• Stored records:

• • • •

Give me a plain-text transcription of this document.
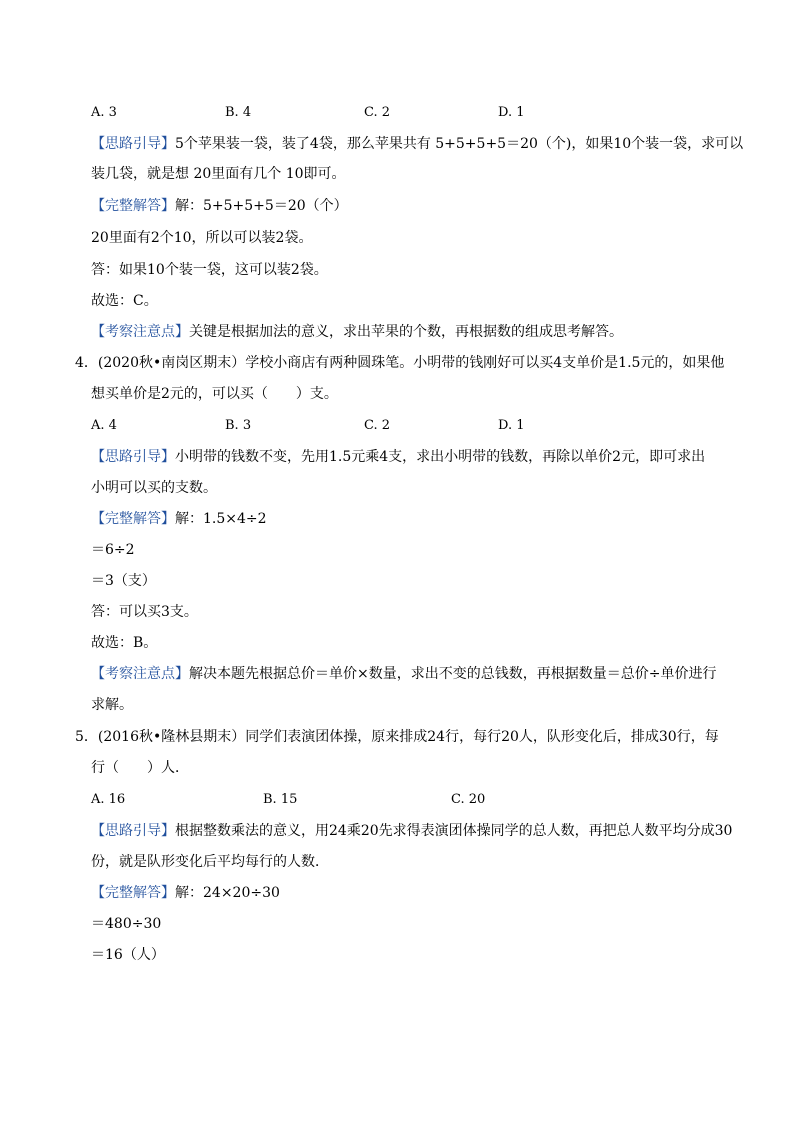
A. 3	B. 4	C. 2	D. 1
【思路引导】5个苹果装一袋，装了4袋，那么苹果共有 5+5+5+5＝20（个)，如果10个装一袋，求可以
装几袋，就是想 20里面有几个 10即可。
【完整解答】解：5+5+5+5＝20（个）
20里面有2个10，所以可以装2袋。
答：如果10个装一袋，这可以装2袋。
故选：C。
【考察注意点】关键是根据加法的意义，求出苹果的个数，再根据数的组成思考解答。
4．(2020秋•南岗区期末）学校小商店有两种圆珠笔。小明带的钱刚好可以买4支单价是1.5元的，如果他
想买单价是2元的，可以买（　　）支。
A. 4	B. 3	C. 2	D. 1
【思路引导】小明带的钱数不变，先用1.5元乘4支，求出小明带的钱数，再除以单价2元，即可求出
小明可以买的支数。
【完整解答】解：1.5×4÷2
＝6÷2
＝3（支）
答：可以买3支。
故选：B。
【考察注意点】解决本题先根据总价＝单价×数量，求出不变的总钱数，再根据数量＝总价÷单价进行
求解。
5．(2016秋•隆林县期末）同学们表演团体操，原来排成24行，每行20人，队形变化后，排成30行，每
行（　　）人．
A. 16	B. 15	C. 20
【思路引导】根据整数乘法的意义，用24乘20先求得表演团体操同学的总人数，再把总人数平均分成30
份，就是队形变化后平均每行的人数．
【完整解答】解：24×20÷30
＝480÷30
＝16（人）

• • • •

• REQUIREMENT:
Filter the listing for the word "考察注意点" and copy every line that holds it.

• TASK ANSWER:
【考察注意点】关键是根据加法的意义，求出苹果的个数，再根据数的组成思考解答。
【考察注意点】解决本题先根据总价＝单价×数量，求出不变的总钱数，再根据数量＝总价÷单价进行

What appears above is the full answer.